**Aim of the task**: In the entries below, find every line holding the string "TradingView" and collect it.

**Rows from a figure dataset**:
================
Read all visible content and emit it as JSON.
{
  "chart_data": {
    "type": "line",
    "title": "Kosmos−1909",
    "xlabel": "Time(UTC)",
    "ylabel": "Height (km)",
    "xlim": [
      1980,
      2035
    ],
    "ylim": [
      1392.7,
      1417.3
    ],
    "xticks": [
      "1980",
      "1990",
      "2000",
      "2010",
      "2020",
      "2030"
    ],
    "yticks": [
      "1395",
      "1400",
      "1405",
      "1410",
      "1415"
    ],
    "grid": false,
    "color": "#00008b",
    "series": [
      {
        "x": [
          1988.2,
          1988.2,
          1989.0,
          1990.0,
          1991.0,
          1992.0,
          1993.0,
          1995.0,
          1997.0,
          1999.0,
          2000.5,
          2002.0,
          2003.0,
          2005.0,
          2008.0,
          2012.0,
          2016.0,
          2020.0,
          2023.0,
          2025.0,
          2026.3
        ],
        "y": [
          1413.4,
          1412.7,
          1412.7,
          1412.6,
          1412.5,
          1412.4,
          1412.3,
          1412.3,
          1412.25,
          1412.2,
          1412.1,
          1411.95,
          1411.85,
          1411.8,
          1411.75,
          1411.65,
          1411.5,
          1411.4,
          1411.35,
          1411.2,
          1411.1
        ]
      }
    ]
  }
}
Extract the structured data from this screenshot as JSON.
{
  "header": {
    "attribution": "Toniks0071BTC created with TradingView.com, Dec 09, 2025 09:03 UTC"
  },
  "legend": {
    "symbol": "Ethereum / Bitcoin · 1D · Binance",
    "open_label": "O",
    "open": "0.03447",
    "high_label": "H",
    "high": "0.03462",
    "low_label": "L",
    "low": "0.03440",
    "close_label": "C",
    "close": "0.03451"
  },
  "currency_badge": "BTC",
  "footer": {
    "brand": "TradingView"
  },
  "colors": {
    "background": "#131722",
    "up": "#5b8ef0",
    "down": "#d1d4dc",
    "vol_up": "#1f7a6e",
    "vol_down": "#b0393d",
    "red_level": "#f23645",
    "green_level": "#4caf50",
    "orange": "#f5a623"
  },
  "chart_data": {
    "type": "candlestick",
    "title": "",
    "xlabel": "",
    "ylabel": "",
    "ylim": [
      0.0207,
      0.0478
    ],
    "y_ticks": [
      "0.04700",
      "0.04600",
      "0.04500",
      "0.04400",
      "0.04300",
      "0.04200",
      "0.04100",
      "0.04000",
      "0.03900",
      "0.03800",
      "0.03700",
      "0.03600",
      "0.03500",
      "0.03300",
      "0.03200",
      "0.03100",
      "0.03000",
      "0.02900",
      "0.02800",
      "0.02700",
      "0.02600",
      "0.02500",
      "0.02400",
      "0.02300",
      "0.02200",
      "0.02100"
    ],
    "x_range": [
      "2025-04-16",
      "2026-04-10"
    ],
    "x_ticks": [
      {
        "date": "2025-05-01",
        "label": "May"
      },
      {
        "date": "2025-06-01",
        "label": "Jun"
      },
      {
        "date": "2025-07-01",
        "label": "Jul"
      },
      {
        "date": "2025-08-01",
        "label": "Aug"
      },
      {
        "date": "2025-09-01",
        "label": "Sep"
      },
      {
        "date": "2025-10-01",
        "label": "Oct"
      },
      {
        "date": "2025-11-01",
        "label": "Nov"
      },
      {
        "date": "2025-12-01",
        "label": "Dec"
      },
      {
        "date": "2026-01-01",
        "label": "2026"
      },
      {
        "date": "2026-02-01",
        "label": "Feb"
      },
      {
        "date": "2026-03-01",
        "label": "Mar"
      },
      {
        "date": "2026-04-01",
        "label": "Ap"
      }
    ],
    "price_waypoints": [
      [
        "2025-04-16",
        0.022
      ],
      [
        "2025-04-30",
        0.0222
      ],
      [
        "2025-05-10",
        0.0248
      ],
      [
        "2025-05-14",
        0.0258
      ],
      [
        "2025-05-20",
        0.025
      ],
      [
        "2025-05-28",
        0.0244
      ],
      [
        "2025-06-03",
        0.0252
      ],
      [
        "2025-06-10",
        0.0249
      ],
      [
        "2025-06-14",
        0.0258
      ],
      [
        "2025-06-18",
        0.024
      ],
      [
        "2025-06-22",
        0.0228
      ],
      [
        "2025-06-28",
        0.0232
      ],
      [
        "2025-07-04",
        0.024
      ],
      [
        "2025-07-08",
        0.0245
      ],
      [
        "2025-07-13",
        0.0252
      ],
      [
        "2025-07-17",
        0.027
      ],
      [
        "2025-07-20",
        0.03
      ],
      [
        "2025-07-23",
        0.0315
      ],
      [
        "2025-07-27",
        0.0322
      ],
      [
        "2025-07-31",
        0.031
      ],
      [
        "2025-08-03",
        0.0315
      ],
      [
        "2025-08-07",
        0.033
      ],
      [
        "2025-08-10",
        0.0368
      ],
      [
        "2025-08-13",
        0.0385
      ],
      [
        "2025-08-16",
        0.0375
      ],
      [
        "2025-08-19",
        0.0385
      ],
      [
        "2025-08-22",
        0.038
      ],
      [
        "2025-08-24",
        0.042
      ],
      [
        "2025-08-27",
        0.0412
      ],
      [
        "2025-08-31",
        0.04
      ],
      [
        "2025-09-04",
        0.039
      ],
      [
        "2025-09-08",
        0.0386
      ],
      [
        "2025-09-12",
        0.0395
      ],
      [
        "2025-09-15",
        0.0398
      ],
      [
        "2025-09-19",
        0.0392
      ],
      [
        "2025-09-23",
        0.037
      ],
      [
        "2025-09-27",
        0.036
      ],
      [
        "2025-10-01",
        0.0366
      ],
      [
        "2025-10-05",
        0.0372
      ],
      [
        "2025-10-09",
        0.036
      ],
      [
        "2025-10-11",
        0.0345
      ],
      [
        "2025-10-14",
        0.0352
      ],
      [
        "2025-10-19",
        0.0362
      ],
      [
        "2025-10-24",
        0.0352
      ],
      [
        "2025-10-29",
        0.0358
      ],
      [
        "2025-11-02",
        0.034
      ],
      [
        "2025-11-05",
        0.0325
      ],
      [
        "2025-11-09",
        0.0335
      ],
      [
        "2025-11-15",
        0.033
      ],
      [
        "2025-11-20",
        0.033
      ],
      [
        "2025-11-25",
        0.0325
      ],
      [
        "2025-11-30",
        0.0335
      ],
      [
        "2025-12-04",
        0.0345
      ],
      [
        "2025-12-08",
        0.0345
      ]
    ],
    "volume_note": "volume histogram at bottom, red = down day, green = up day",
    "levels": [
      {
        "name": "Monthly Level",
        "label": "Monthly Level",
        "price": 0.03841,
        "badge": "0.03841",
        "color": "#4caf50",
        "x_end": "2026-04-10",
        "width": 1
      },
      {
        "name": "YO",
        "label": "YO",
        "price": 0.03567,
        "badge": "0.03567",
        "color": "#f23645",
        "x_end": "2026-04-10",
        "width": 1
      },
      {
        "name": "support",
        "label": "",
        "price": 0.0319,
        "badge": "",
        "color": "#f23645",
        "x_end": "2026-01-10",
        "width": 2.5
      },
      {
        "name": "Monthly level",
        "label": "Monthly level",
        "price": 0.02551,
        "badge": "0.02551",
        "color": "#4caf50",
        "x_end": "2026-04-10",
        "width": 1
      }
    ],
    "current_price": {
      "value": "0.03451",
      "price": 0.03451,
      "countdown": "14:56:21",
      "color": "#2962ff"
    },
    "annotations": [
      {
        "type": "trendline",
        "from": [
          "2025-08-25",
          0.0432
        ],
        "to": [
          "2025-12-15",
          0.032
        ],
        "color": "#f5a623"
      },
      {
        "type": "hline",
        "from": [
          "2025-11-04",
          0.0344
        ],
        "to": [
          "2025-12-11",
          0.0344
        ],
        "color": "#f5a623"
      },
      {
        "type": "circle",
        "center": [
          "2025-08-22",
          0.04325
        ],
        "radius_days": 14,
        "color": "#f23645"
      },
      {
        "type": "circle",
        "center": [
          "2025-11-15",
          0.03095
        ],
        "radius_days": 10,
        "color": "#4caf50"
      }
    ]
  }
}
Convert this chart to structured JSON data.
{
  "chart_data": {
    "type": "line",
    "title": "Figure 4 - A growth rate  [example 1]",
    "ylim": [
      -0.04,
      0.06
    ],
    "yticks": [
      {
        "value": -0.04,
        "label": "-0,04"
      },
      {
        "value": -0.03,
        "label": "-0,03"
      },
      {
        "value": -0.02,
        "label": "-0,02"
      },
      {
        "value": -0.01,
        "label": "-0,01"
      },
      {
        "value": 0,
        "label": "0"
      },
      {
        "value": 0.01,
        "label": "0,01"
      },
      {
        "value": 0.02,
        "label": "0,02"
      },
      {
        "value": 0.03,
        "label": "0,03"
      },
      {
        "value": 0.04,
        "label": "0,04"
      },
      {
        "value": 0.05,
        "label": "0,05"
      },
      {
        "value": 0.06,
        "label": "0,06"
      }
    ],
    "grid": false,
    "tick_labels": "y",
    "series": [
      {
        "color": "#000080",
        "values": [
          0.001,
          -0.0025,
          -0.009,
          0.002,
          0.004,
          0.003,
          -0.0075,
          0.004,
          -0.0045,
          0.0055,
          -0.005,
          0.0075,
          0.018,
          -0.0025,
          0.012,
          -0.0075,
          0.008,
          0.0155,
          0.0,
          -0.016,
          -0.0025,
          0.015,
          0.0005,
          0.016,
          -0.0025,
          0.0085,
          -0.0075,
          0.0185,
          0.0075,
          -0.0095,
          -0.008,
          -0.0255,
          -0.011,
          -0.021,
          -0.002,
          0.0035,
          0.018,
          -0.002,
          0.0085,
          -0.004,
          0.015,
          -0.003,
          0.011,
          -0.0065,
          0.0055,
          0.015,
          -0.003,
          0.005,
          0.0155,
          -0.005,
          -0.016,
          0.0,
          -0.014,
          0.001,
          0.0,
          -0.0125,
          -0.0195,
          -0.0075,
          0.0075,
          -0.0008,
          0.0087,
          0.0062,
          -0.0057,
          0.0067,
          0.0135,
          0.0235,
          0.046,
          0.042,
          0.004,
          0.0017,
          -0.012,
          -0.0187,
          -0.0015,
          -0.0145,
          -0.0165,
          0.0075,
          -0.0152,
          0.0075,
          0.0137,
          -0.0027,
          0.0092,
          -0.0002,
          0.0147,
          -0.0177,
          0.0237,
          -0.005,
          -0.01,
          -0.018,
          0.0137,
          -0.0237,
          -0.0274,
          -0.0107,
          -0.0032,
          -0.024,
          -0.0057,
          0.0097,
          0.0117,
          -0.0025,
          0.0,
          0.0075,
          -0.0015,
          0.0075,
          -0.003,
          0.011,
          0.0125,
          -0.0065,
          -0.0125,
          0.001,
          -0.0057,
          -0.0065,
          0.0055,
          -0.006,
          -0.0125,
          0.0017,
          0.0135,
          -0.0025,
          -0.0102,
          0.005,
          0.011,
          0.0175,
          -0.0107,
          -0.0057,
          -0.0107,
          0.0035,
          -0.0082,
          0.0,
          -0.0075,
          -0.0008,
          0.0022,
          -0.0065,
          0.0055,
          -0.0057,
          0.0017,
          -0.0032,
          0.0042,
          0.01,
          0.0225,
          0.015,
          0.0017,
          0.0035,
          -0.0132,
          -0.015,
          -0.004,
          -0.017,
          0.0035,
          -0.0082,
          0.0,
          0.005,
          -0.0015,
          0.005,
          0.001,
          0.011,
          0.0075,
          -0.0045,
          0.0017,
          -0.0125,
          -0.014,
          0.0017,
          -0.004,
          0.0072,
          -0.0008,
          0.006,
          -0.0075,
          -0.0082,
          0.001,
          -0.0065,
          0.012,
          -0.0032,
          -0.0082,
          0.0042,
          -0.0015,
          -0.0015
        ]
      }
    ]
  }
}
================
**The solution**:
    "attribution": "Toniks0071BTC created with TradingView.com, Dec 09, 2025 09:03 UTC"
    "brand": "TradingView"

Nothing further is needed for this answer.